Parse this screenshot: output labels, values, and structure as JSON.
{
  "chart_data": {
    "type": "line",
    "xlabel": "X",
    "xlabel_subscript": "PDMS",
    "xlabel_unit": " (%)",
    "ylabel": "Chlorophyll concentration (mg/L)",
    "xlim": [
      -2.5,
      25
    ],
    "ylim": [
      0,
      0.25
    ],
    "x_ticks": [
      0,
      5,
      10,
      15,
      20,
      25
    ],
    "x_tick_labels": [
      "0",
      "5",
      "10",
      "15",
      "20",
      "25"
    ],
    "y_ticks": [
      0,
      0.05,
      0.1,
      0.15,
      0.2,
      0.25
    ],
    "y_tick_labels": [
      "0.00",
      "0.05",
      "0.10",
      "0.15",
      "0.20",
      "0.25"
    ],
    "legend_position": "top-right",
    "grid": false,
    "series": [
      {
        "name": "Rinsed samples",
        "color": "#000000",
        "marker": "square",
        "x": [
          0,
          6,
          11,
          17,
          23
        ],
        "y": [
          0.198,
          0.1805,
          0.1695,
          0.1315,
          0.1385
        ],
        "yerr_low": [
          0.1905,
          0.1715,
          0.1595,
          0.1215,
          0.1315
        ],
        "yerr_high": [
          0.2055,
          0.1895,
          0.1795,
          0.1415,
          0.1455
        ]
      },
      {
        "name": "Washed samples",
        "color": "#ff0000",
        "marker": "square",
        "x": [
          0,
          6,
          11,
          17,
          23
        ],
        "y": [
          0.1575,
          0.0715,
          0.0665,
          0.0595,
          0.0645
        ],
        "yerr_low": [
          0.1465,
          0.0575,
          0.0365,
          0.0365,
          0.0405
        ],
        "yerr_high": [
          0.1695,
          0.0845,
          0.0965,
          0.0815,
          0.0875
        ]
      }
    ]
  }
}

◆ ◆ ◆ ◆

**Problem to solve**
Give the listing above again, word for word.

**Exercise answer**
Parse this screenshot: output labels, values, and structure as JSON.
{
  "chart_data": {
    "type": "line",
    "xlabel": "X",
    "xlabel_subscript": "PDMS",
    "xlabel_unit": " (%)",
    "ylabel": "Chlorophyll concentration (mg/L)",
    "xlim": [
      -2.5,
      25
    ],
    "ylim": [
      0,
      0.25
    ],
    "x_ticks": [
      0,
      5,
      10,
      15,
      20,
      25
    ],
    "x_tick_labels": [
      "0",
      "5",
      "10",
      "15",
      "20",
      "25"
    ],
    "y_ticks": [
      0,
      0.05,
      0.1,
      0.15,
      0.2,
      0.25
    ],
    "y_tick_labels": [
      "0.00",
      "0.05",
      "0.10",
      "0.15",
      "0.20",
      "0.25"
    ],
    "legend_position": "top-right",
    "grid": false,
    "series": [
      {
        "name": "Rinsed samples",
        "color": "#000000",
        "marker": "square",
        "x": [
          0,
          6,
          11,
          17,
          23
        ],
        "y": [
          0.198,
          0.1805,
          0.1695,
          0.1315,
          0.1385
        ],
        "yerr_low": [
          0.1905,
          0.1715,
          0.1595,
          0.1215,
          0.1315
        ],
        "yerr_high": [
          0.2055,
          0.1895,
          0.1795,
          0.1415,
          0.1455
        ]
      },
      {
        "name": "Washed samples",
        "color": "#ff0000",
        "marker": "square",
        "x": [
          0,
          6,
          11,
          17,
          23
        ],
        "y": [
          0.1575,
          0.0715,
          0.0665,
          0.0595,
          0.0645
        ],
        "yerr_low": [
          0.1465,
          0.0575,
          0.0365,
          0.0365,
          0.0405
        ],
        "yerr_high": [
          0.1695,
          0.0845,
          0.0965,
          0.0815,
          0.0875
        ]
      }
    ]
  }
}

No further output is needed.